Gather, from the listing beneath this task, every line holding the string "pueblo".

++++ STORED RECORDS

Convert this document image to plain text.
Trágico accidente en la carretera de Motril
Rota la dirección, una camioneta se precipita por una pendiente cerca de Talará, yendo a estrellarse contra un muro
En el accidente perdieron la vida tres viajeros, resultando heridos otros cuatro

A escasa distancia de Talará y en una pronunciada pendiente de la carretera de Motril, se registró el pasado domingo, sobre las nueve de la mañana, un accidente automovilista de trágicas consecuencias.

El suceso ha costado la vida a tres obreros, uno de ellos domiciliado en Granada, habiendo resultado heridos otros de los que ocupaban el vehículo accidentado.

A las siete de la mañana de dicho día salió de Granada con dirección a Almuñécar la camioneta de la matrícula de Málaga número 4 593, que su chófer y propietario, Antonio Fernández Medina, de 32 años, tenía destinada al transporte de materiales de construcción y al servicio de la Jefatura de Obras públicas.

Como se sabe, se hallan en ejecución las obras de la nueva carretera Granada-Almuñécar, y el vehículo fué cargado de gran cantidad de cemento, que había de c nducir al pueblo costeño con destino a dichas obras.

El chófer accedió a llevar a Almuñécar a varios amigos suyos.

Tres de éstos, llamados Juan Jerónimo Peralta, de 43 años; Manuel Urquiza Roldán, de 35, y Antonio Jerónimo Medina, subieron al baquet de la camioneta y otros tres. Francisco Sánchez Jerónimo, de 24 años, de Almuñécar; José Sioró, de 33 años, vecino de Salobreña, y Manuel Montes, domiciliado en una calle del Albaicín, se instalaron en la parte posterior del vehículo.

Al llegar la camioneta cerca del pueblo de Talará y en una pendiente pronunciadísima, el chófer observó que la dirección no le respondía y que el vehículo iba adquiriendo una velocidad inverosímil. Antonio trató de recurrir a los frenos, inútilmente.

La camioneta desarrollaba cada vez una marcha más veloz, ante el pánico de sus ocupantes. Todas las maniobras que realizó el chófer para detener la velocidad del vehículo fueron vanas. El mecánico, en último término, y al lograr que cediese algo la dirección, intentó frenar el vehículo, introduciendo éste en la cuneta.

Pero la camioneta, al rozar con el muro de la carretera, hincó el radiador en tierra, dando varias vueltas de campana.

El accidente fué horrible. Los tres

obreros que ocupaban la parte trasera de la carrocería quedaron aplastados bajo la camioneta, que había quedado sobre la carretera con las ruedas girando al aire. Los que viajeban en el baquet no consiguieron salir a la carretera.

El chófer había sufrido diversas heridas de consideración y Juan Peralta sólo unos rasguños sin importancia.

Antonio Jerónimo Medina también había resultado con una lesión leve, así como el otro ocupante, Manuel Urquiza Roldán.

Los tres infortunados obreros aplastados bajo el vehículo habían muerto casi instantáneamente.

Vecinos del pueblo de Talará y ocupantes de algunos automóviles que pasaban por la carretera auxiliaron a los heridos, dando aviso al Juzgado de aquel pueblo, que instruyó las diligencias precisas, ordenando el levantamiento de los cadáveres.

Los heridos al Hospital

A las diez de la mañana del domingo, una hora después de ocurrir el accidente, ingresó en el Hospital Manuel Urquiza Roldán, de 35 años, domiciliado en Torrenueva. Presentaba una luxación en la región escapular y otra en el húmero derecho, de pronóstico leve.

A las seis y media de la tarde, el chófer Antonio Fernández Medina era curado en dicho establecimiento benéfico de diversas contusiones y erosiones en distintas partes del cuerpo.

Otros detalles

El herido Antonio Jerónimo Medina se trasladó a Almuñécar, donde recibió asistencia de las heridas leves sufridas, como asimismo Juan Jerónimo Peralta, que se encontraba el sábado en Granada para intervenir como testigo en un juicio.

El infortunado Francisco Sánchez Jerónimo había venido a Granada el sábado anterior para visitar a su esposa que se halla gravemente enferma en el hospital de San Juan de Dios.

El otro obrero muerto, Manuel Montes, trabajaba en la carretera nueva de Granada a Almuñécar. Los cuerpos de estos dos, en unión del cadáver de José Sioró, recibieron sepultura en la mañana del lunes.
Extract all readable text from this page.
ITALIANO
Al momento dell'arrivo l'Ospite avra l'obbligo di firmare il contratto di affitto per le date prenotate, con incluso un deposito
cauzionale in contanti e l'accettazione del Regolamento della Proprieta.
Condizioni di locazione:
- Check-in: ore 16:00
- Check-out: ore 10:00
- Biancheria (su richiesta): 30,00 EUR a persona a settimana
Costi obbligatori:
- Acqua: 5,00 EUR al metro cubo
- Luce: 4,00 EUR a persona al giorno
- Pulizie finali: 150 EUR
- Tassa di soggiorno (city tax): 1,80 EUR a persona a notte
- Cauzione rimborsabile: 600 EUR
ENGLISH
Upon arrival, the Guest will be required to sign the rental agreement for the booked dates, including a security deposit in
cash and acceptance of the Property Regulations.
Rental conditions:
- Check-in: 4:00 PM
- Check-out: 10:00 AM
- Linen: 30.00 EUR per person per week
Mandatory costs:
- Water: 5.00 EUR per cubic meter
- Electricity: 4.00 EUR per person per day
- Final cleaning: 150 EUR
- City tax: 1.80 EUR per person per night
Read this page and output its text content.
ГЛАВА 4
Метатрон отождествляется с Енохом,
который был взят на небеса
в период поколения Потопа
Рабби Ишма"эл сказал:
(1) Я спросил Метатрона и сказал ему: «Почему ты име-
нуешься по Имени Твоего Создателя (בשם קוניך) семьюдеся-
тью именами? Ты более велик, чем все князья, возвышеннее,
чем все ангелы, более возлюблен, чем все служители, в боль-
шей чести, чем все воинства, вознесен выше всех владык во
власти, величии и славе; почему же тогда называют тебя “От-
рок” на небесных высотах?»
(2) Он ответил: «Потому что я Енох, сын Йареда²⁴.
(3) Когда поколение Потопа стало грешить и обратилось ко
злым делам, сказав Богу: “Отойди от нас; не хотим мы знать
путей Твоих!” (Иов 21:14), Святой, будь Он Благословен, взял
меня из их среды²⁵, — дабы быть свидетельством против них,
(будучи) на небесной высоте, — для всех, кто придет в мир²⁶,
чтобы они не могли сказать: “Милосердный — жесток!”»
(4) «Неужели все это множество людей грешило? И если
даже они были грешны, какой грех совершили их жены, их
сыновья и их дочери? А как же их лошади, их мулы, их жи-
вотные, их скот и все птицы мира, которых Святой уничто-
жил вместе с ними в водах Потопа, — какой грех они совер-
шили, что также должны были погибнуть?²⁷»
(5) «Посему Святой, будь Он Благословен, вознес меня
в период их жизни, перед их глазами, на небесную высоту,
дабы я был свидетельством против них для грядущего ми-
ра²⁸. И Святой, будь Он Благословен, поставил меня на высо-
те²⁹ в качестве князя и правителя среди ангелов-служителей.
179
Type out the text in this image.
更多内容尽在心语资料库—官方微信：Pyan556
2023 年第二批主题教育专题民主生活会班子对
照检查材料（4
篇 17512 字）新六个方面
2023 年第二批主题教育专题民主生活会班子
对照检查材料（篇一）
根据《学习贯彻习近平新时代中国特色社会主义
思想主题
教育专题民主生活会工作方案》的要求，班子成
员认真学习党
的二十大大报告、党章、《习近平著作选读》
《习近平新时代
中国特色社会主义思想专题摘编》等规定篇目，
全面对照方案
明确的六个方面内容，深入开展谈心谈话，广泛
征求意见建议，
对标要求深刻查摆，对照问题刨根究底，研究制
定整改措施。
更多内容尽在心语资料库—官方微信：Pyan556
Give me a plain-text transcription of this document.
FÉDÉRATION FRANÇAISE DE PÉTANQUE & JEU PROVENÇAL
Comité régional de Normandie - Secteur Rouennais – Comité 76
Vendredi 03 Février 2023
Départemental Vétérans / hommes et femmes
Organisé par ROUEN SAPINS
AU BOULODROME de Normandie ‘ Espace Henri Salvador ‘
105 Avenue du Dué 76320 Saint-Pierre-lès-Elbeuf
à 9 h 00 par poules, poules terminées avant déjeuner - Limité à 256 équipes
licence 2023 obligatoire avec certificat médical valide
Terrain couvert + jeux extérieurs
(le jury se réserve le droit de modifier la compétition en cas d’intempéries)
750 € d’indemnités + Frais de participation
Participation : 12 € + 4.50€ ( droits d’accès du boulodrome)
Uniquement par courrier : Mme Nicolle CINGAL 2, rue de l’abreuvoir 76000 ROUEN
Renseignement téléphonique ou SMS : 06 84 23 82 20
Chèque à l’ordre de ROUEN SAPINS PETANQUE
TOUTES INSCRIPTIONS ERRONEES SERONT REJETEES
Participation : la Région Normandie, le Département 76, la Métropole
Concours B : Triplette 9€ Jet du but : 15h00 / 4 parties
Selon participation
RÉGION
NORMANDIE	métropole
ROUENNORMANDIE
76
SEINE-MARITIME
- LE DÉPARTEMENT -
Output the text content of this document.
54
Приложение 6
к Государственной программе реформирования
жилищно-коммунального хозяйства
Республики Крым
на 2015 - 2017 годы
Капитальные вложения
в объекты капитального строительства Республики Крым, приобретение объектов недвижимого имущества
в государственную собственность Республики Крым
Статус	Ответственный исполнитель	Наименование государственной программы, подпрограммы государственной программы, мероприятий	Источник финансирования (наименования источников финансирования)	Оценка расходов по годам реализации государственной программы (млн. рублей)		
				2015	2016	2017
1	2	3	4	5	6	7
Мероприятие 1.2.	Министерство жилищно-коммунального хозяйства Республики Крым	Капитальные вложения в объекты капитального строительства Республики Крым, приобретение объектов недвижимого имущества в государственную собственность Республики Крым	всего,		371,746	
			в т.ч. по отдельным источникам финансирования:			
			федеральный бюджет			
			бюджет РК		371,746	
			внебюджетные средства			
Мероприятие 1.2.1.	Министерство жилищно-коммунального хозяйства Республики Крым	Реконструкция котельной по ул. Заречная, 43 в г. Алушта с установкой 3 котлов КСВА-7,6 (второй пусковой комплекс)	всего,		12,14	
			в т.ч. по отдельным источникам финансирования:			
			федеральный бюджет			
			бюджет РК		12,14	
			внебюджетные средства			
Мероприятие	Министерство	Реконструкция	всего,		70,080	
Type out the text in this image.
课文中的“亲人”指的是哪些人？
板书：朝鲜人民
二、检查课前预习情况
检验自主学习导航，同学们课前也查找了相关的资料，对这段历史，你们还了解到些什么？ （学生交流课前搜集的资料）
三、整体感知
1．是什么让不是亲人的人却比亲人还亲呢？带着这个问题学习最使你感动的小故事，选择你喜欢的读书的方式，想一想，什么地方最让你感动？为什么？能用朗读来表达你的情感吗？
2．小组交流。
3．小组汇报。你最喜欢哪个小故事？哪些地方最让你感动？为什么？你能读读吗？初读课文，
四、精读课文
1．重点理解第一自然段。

++++++++

● **ANSWER TO THIS PROBLEM**:
Como se sabe, se hallan en ejecución las obras de la nueva carretera Granada-Almuñécar, y el vehículo fué cargado de gran cantidad de cemento, que había de c nducir al pueblo costeño con destino a dichas obras.
Al llegar la camioneta cerca del pueblo de Talará y en una pendiente pronunciadísima, el chófer observó que la dirección no le respondía y que el vehículo iba adquiriendo una velocidad inverosímil. Antonio trató de recurrir a los frenos, inútilmente.
Vecinos del pueblo de Talará y ocupantes de algunos automóviles que pasaban por la carretera auxiliaron a los heridos, dando aviso al Juzgado de aquel pueblo, que instruyó las diligencias precisas, ordenando el levantamiento de los cadáveres.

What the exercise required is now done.